> DIRECTIVE: Express the material as a JSON list of strings, one string per line, leaving out any blank lines. Begin at the first line of the material and stop after the line that contains "660, 128, 674]".

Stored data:
##########

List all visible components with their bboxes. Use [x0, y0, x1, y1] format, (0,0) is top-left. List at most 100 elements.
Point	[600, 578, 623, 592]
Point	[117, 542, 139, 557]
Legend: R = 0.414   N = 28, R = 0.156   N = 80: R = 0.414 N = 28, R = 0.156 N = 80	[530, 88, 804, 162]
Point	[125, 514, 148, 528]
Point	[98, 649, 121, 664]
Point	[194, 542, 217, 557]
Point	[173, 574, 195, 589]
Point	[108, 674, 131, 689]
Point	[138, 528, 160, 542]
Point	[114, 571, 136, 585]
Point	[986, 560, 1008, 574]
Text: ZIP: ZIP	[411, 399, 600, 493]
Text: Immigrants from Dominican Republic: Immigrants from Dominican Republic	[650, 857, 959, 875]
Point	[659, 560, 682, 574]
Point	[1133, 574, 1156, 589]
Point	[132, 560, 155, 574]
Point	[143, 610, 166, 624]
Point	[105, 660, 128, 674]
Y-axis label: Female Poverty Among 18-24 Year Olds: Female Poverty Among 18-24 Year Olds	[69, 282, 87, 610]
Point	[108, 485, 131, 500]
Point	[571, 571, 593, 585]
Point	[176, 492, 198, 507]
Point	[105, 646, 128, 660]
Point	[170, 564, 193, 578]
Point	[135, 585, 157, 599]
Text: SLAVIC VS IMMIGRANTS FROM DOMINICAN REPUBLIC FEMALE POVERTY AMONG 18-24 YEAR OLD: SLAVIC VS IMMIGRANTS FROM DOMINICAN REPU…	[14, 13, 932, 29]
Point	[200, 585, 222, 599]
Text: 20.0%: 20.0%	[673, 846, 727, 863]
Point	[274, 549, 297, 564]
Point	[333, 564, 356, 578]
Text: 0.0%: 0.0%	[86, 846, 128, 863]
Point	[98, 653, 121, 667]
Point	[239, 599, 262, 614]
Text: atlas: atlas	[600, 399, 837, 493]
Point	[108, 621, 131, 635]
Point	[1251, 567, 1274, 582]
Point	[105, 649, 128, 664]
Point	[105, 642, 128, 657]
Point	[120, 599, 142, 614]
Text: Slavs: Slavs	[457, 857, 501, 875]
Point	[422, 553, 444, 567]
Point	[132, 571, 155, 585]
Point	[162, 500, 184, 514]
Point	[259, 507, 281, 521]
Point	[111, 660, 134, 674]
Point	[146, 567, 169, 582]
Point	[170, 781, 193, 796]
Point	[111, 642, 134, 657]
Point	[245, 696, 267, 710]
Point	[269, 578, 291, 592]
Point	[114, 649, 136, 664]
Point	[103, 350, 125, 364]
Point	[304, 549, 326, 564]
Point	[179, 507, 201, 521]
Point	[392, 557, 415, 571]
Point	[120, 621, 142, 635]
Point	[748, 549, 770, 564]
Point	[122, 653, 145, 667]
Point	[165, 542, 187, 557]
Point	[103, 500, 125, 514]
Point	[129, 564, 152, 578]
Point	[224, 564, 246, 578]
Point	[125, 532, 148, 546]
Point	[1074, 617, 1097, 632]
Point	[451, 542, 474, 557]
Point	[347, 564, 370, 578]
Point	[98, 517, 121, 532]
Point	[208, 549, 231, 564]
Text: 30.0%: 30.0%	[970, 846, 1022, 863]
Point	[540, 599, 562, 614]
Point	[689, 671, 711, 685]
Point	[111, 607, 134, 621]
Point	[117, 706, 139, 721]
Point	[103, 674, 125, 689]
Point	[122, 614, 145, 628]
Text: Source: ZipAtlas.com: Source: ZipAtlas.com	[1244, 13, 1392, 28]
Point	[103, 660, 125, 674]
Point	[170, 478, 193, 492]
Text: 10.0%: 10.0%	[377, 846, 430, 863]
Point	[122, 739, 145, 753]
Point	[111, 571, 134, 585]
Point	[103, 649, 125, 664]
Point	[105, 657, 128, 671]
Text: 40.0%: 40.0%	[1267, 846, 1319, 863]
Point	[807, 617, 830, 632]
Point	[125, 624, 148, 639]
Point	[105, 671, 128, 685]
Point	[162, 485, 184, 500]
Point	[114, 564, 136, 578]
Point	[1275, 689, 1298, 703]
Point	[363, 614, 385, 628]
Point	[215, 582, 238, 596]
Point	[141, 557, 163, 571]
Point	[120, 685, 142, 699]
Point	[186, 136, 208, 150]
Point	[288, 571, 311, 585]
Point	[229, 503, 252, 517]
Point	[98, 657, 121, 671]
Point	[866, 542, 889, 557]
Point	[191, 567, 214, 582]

##########

> PROBLEM SOLUTION:
[
  "List all visible components with their bboxes. Use [x0, y0, x1, y1] format, (0,0) is top-left. List at most 100 elements.",
  "Point\t[600, 578, 623, 592]",
  "Point\t[117, 542, 139, 557]",
  "Legend: R = 0.414   N = 28, R = 0.156   N = 80: R = 0.414 N = 28, R = 0.156 N = 80\t[530, 88, 804, 162]",
  "Point\t[125, 514, 148, 528]",
  "Point\t[98, 649, 121, 664]",
  "Point\t[194, 542, 217, 557]",
  "Point\t[173, 574, 195, 589]",
  "Point\t[108, 674, 131, 689]",
  "Point\t[138, 528, 160, 542]",
  "Point\t[114, 571, 136, 585]",
  "Point\t[986, 560, 1008, 574]",
  "Text: ZIP: ZIP\t[411, 399, 600, 493]",
  "Text: Immigrants from Dominican Republic: Immigrants from Dominican Republic\t[650, 857, 959, 875]",
  "Point\t[659, 560, 682, 574]",
  "Point\t[1133, 574, 1156, 589]",
  "Point\t[132, 560, 155, 574]",
  "Point\t[143, 610, 166, 624]",
  "Point\t[105, 660, 128, 674]"
]